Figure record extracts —
=======
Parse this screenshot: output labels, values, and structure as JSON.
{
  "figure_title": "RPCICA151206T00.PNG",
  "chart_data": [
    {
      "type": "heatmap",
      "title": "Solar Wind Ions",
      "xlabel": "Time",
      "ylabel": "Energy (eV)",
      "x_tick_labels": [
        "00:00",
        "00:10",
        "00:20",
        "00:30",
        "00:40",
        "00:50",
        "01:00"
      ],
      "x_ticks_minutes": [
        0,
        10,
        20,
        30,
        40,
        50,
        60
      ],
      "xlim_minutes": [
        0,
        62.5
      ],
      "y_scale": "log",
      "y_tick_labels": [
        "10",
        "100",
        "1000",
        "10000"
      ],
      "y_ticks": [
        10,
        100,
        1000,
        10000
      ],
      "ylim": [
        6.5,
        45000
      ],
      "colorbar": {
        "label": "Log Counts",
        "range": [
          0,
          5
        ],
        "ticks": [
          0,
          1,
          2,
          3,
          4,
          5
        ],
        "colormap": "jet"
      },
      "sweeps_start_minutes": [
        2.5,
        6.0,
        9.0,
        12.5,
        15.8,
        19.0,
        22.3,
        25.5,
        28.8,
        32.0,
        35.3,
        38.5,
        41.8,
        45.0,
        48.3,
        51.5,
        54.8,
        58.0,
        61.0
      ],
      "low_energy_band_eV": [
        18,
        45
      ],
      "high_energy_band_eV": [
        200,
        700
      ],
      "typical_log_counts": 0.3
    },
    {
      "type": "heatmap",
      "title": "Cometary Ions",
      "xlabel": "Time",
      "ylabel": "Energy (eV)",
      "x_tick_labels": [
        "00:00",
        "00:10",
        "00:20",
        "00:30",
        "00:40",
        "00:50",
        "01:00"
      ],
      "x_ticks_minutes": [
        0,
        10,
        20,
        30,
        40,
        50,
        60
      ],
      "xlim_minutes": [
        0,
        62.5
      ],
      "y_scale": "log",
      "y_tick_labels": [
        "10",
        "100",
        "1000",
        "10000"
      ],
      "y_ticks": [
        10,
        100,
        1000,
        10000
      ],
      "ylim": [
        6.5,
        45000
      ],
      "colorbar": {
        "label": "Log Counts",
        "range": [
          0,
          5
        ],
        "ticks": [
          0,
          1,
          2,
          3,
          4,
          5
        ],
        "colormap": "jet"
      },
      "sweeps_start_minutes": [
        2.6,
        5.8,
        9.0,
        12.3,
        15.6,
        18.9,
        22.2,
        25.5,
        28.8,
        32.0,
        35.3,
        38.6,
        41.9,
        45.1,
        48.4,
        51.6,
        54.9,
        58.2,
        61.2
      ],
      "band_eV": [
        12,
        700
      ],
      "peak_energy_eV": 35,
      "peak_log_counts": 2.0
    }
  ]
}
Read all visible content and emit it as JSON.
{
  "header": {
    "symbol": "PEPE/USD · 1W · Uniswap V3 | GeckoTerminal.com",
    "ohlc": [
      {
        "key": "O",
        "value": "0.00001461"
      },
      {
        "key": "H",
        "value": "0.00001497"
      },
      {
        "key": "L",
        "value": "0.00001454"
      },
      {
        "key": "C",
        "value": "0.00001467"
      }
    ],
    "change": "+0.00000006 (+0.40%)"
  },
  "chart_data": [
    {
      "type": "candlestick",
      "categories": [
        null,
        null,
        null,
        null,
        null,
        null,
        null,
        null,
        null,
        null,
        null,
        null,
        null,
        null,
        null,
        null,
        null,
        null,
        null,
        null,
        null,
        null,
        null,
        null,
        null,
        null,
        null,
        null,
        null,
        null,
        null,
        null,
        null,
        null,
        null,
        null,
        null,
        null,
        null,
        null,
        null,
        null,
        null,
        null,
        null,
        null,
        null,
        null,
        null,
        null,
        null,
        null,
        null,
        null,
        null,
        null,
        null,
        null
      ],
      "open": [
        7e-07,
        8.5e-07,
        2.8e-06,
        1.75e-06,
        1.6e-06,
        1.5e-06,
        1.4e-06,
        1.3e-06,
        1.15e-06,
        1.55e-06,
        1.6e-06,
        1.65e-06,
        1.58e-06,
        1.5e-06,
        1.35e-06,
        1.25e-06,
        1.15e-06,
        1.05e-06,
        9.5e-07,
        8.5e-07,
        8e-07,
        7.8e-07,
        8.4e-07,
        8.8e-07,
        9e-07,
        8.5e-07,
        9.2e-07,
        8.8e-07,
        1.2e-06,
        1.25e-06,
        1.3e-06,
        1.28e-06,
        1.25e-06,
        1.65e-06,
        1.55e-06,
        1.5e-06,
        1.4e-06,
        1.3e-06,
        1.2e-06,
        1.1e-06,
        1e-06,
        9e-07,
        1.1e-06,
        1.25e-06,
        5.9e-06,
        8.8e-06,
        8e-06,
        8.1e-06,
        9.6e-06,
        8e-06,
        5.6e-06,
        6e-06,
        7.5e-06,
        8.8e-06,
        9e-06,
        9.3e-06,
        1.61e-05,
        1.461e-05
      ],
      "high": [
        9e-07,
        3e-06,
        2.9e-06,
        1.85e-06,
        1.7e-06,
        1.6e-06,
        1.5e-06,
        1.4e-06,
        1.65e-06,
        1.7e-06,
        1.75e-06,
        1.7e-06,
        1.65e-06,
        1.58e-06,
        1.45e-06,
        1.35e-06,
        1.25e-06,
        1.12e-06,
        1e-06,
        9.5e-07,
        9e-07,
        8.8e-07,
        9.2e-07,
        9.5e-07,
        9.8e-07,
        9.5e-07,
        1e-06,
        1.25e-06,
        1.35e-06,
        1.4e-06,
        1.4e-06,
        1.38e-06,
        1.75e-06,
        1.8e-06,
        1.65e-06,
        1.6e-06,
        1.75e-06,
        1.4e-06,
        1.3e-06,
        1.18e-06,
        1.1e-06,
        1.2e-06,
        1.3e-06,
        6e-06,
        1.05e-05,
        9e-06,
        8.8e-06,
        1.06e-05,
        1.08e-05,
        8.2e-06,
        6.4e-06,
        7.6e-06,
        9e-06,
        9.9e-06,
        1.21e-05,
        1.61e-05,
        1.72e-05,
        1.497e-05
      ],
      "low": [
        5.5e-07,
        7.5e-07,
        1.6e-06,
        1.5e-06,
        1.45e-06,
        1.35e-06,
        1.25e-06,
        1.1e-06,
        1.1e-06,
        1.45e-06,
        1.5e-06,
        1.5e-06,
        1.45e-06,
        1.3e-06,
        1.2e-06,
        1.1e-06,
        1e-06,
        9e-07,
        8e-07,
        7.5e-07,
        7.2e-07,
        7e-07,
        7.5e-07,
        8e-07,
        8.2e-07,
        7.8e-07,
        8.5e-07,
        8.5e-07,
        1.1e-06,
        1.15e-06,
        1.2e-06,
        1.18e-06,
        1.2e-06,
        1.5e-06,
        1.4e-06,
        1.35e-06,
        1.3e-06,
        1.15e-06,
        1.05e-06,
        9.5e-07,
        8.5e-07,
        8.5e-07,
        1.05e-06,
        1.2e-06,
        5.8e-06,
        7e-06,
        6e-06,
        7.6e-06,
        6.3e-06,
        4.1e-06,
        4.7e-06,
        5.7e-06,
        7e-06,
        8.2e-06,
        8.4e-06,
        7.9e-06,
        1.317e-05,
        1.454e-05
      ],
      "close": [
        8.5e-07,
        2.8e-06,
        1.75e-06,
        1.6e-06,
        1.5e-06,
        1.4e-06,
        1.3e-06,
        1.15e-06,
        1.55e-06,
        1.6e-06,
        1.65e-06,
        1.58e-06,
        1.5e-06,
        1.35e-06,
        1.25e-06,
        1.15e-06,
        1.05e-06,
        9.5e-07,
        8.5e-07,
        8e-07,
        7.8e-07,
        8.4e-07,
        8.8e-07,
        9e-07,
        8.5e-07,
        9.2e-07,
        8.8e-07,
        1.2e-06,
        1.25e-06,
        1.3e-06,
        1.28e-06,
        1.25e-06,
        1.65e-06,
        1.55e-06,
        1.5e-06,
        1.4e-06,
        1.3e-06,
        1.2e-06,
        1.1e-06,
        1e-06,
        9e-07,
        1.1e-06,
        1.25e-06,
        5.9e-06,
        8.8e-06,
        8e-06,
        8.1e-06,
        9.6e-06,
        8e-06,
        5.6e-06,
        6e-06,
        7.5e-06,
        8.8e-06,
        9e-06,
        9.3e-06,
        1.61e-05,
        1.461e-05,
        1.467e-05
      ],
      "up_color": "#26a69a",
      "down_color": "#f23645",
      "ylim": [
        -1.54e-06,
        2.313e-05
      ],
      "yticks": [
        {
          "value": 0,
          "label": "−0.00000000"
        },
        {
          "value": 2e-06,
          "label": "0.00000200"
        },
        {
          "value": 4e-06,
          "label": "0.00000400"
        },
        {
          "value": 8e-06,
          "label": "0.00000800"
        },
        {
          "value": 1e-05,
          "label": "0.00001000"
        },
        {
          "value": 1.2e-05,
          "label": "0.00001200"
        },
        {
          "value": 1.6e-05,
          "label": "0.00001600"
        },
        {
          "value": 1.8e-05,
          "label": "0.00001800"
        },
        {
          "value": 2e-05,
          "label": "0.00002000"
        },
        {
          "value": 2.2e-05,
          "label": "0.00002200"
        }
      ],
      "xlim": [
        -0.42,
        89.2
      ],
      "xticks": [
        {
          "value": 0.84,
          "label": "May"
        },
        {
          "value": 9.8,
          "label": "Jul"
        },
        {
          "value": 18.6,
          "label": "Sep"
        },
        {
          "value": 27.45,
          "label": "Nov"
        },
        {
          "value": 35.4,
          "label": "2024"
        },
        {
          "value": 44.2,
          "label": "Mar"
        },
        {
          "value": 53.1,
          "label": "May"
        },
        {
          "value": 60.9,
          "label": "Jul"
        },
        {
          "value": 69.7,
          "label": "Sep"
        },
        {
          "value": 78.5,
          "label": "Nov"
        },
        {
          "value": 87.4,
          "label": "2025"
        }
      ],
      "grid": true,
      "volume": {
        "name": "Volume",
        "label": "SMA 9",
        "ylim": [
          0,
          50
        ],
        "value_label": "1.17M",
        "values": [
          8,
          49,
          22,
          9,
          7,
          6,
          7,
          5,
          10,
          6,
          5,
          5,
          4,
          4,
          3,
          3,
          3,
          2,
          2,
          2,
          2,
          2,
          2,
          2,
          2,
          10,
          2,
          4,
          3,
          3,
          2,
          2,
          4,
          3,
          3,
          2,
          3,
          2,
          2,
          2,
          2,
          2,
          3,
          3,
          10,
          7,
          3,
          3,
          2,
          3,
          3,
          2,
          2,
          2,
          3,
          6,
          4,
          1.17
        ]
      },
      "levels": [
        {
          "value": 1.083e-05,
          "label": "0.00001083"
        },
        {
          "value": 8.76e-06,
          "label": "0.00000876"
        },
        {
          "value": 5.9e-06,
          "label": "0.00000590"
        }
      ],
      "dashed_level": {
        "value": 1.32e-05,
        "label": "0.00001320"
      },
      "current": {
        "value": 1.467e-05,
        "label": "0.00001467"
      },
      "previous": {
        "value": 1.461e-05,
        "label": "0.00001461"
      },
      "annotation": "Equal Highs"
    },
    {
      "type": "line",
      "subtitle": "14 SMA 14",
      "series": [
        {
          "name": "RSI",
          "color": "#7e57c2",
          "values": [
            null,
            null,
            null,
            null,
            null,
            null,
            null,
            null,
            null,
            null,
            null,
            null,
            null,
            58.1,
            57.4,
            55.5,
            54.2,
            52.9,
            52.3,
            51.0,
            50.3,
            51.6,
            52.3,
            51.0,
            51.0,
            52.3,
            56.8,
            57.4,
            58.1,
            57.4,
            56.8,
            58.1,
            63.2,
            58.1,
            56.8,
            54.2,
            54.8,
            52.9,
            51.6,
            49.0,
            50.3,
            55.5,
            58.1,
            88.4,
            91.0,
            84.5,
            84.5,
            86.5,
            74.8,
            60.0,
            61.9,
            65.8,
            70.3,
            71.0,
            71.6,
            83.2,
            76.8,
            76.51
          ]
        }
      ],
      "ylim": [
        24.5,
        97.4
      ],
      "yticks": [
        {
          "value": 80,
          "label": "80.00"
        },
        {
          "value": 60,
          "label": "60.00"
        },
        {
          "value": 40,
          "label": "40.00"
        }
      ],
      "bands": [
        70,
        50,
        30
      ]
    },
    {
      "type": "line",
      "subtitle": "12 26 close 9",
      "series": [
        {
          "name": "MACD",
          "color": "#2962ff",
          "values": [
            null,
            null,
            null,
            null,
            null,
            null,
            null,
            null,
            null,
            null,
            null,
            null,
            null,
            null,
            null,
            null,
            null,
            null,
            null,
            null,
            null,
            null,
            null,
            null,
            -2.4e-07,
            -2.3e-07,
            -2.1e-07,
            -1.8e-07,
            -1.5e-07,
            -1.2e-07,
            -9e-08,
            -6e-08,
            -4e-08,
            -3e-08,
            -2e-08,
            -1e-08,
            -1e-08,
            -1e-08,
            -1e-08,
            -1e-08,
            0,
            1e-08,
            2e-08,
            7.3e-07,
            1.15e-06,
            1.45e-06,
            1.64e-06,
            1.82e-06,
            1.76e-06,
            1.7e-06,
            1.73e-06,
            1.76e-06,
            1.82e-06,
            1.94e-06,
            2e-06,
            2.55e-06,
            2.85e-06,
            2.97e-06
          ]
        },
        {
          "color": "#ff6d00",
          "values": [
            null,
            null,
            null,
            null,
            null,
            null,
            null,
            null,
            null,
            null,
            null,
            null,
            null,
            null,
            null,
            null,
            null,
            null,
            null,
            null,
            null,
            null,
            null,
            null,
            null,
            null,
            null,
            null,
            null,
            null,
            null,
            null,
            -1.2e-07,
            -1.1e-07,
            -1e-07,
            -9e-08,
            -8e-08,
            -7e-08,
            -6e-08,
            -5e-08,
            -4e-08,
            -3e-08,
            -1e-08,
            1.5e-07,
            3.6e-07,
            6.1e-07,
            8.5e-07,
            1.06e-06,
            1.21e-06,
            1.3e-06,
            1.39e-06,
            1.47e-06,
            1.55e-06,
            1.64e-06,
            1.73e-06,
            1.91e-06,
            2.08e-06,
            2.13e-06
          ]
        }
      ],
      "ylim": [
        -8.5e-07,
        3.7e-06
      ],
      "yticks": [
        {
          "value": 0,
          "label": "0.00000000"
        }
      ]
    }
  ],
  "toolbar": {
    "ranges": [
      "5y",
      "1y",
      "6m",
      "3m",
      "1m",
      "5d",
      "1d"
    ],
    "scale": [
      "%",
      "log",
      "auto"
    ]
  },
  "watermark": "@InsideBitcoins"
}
=======
Task goal — What is the number of lines holding the word "Ions"? State it alone.

Expected answer — 2